■ Stated problem: Quote all entries in full, exactly.

Source records:

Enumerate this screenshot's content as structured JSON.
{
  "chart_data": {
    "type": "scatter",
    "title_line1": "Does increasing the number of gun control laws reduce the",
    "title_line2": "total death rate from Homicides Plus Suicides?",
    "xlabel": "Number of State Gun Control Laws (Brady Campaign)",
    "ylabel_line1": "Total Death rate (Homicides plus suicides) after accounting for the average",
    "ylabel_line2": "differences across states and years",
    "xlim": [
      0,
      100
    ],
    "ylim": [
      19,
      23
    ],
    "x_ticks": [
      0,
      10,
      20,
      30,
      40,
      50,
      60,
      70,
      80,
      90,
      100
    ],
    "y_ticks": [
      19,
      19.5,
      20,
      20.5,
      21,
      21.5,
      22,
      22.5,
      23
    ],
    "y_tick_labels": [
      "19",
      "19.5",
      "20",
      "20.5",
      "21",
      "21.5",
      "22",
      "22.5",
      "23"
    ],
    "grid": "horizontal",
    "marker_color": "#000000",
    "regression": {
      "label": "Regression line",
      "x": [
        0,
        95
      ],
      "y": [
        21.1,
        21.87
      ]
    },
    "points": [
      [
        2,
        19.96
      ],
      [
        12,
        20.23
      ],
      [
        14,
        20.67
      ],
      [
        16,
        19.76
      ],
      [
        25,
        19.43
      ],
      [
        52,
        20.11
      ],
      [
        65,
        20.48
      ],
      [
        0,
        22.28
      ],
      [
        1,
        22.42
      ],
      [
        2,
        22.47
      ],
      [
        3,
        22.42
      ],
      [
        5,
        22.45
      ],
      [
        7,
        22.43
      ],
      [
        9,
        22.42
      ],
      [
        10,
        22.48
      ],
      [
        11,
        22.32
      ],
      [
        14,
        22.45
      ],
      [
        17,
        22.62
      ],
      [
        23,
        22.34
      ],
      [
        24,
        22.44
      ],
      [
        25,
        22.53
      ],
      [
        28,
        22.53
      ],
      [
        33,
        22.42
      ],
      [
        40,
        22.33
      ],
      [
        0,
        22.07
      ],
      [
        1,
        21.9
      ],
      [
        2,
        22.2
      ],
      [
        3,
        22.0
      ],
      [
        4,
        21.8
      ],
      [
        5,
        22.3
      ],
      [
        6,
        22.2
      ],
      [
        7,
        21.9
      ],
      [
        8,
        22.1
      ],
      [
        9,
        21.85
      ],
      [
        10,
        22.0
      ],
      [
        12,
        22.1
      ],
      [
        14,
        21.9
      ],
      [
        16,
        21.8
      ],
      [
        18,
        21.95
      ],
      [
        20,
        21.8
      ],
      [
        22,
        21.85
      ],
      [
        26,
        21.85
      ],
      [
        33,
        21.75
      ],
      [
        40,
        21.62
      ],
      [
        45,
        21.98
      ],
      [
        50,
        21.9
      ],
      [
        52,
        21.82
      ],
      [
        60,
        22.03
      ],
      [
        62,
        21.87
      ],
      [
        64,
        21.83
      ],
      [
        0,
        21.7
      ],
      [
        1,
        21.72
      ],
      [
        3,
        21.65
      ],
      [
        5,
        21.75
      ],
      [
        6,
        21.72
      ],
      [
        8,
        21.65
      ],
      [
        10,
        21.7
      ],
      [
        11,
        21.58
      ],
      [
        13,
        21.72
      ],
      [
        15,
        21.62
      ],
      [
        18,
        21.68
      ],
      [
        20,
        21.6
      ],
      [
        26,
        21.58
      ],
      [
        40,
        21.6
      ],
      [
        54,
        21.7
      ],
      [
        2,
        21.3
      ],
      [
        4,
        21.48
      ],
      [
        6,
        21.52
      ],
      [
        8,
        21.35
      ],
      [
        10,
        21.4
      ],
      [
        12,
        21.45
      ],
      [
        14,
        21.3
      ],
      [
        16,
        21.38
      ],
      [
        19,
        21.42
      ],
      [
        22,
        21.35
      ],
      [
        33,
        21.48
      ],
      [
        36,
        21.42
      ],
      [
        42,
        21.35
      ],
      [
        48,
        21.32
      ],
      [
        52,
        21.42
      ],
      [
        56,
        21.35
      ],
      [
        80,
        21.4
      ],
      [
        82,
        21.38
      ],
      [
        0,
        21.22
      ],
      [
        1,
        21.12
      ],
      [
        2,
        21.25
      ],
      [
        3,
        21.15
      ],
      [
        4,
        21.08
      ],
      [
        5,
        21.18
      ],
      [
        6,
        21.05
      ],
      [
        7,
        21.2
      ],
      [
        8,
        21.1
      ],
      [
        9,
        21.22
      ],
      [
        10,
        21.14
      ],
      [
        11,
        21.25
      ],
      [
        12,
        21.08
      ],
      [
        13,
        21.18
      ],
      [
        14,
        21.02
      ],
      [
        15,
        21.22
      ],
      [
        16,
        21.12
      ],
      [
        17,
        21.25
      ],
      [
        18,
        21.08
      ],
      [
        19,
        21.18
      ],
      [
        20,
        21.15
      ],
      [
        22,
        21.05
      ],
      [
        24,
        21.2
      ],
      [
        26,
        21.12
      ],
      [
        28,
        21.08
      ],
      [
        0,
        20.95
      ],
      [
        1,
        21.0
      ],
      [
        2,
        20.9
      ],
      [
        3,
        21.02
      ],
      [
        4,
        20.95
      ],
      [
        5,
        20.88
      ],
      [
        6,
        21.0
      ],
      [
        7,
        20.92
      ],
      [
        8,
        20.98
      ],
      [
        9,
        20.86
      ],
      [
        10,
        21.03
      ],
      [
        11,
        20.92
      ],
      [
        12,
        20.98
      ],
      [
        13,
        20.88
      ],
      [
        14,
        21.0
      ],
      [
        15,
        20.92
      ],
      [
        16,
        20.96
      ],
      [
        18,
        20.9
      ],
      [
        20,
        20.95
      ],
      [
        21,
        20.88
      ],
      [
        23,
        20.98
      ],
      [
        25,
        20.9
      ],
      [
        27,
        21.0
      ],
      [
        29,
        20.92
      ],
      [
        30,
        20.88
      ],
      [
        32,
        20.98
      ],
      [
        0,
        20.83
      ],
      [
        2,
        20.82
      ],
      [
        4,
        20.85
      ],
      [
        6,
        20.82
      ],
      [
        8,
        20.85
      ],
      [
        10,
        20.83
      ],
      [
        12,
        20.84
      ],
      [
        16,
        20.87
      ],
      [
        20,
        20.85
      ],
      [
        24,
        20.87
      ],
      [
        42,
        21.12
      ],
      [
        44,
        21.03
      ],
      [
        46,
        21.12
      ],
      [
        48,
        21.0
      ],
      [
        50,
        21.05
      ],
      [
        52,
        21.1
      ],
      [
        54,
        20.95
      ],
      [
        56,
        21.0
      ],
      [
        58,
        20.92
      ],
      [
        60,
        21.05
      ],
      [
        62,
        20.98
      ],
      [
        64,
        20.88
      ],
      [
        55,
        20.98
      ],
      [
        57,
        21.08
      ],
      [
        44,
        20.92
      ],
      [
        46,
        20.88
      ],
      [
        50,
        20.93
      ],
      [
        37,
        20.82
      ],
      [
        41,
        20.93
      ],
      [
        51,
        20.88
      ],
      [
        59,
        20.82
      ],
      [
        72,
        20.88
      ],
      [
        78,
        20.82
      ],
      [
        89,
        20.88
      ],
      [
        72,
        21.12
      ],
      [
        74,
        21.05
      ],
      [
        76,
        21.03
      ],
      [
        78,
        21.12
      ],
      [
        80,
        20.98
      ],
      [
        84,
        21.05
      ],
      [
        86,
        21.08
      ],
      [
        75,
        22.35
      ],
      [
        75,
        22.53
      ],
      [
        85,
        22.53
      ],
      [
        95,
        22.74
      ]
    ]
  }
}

■ Exercise result:
Enumerate this screenshot's content as structured JSON.
{
  "chart_data": {
    "type": "scatter",
    "title_line1": "Does increasing the number of gun control laws reduce the",
    "title_line2": "total death rate from Homicides Plus Suicides?",
    "xlabel": "Number of State Gun Control Laws (Brady Campaign)",
    "ylabel_line1": "Total Death rate (Homicides plus suicides) after accounting for the average",
    "ylabel_line2": "differences across states and years",
    "xlim": [
      0,
      100
    ],
    "ylim": [
      19,
      23
    ],
    "x_ticks": [
      0,
      10,
      20,
      30,
      40,
      50,
      60,
      70,
      80,
      90,
      100
    ],
    "y_ticks": [
      19,
      19.5,
      20,
      20.5,
      21,
      21.5,
      22,
      22.5,
      23
    ],
    "y_tick_labels": [
      "19",
      "19.5",
      "20",
      "20.5",
      "21",
      "21.5",
      "22",
      "22.5",
      "23"
    ],
    "grid": "horizontal",
    "marker_color": "#000000",
    "regression": {
      "label": "Regression line",
      "x": [
        0,
        95
      ],
      "y": [
        21.1,
        21.87
      ]
    },
    "points": [
      [
        2,
        19.96
      ],
      [
        12,
        20.23
      ],
      [
        14,
        20.67
      ],
      [
        16,
        19.76
      ],
      [
        25,
        19.43
      ],
      [
        52,
        20.11
      ],
      [
        65,
        20.48
      ],
      [
        0,
        22.28
      ],
      [
        1,
        22.42
      ],
      [
        2,
        22.47
      ],
      [
        3,
        22.42
      ],
      [
        5,
        22.45
      ],
      [
        7,
        22.43
      ],
      [
        9,
        22.42
      ],
      [
        10,
        22.48
      ],
      [
        11,
        22.32
      ],
      [
        14,
        22.45
      ],
      [
        17,
        22.62
      ],
      [
        23,
        22.34
      ],
      [
        24,
        22.44
      ],
      [
        25,
        22.53
      ],
      [
        28,
        22.53
      ],
      [
        33,
        22.42
      ],
      [
        40,
        22.33
      ],
      [
        0,
        22.07
      ],
      [
        1,
        21.9
      ],
      [
        2,
        22.2
      ],
      [
        3,
        22.0
      ],
      [
        4,
        21.8
      ],
      [
        5,
        22.3
      ],
      [
        6,
        22.2
      ],
      [
        7,
        21.9
      ],
      [
        8,
        22.1
      ],
      [
        9,
        21.85
      ],
      [
        10,
        22.0
      ],
      [
        12,
        22.1
      ],
      [
        14,
        21.9
      ],
      [
        16,
        21.8
      ],
      [
        18,
        21.95
      ],
      [
        20,
        21.8
      ],
      [
        22,
        21.85
      ],
      [
        26,
        21.85
      ],
      [
        33,
        21.75
      ],
      [
        40,
        21.62
      ],
      [
        45,
        21.98
      ],
      [
        50,
        21.9
      ],
      [
        52,
        21.82
      ],
      [
        60,
        22.03
      ],
      [
        62,
        21.87
      ],
      [
        64,
        21.83
      ],
      [
        0,
        21.7
      ],
      [
        1,
        21.72
      ],
      [
        3,
        21.65
      ],
      [
        5,
        21.75
      ],
      [
        6,
        21.72
      ],
      [
        8,
        21.65
      ],
      [
        10,
        21.7
      ],
      [
        11,
        21.58
      ],
      [
        13,
        21.72
      ],
      [
        15,
        21.62
      ],
      [
        18,
        21.68
      ],
      [
        20,
        21.6
      ],
      [
        26,
        21.58
      ],
      [
        40,
        21.6
      ],
      [
        54,
        21.7
      ],
      [
        2,
        21.3
      ],
      [
        4,
        21.48
      ],
      [
        6,
        21.52
      ],
      [
        8,
        21.35
      ],
      [
        10,
        21.4
      ],
      [
        12,
        21.45
      ],
      [
        14,
        21.3
      ],
      [
        16,
        21.38
      ],
      [
        19,
        21.42
      ],
      [
        22,
        21.35
      ],
      [
        33,
        21.48
      ],
      [
        36,
        21.42
      ],
      [
        42,
        21.35
      ],
      [
        48,
        21.32
      ],
      [
        52,
        21.42
      ],
      [
        56,
        21.35
      ],
      [
        80,
        21.4
      ],
      [
        82,
        21.38
      ],
      [
        0,
        21.22
      ],
      [
        1,
        21.12
      ],
      [
        2,
        21.25
      ],
      [
        3,
        21.15
      ],
      [
        4,
        21.08
      ],
      [
        5,
        21.18
      ],
      [
        6,
        21.05
      ],
      [
        7,
        21.2
      ],
      [
        8,
        21.1
      ],
      [
        9,
        21.22
      ],
      [
        10,
        21.14
      ],
      [
        11,
        21.25
      ],
      [
        12,
        21.08
      ],
      [
        13,
        21.18
      ],
      [
        14,
        21.02
      ],
      [
        15,
        21.22
      ],
      [
        16,
        21.12
      ],
      [
        17,
        21.25
      ],
      [
        18,
        21.08
      ],
      [
        19,
        21.18
      ],
      [
        20,
        21.15
      ],
      [
        22,
        21.05
      ],
      [
        24,
        21.2
      ],
      [
        26,
        21.12
      ],
      [
        28,
        21.08
      ],
      [
        0,
        20.95
      ],
      [
        1,
        21.0
      ],
      [
        2,
        20.9
      ],
      [
        3,
        21.02
      ],
      [
        4,
        20.95
      ],
      [
        5,
        20.88
      ],
      [
        6,
        21.0
      ],
      [
        7,
        20.92
      ],
      [
        8,
        20.98
      ],
      [
        9,
        20.86
      ],
      [
        10,
        21.03
      ],
      [
        11,
        20.92
      ],
      [
        12,
        20.98
      ],
      [
        13,
        20.88
      ],
      [
        14,
        21.0
      ],
      [
        15,
        20.92
      ],
      [
        16,
        20.96
      ],
      [
        18,
        20.9
      ],
      [
        20,
        20.95
      ],
      [
        21,
        20.88
      ],
      [
        23,
        20.98
      ],
      [
        25,
        20.9
      ],
      [
        27,
        21.0
      ],
      [
        29,
        20.92
      ],
      [
        30,
        20.88
      ],
      [
        32,
        20.98
      ],
      [
        0,
        20.83
      ],
      [
        2,
        20.82
      ],
      [
        4,
        20.85
      ],
      [
        6,
        20.82
      ],
      [
        8,
        20.85
      ],
      [
        10,
        20.83
      ],
      [
        12,
        20.84
      ],
      [
        16,
        20.87
      ],
      [
        20,
        20.85
      ],
      [
        24,
        20.87
      ],
      [
        42,
        21.12
      ],
      [
        44,
        21.03
      ],
      [
        46,
        21.12
      ],
      [
        48,
        21.0
      ],
      [
        50,
        21.05
      ],
      [
        52,
        21.1
      ],
      [
        54,
        20.95
      ],
      [
        56,
        21.0
      ],
      [
        58,
        20.92
      ],
      [
        60,
        21.05
      ],
      [
        62,
        20.98
      ],
      [
        64,
        20.88
      ],
      [
        55,
        20.98
      ],
      [
        57,
        21.08
      ],
      [
        44,
        20.92
      ],
      [
        46,
        20.88
      ],
      [
        50,
        20.93
      ],
      [
        37,
        20.82
      ],
      [
        41,
        20.93
      ],
      [
        51,
        20.88
      ],
      [
        59,
        20.82
      ],
      [
        72,
        20.88
      ],
      [
        78,
        20.82
      ],
      [
        89,
        20.88
      ],
      [
        72,
        21.12
      ],
      [
        74,
        21.05
      ],
      [
        76,
        21.03
      ],
      [
        78,
        21.12
      ],
      [
        80,
        20.98
      ],
      [
        84,
        21.05
      ],
      [
        86,
        21.08
      ],
      [
        75,
        22.35
      ],
      [
        75,
        22.53
      ],
      [
        85,
        22.53
      ],
      [
        95,
        22.74
      ]
    ]
  }
}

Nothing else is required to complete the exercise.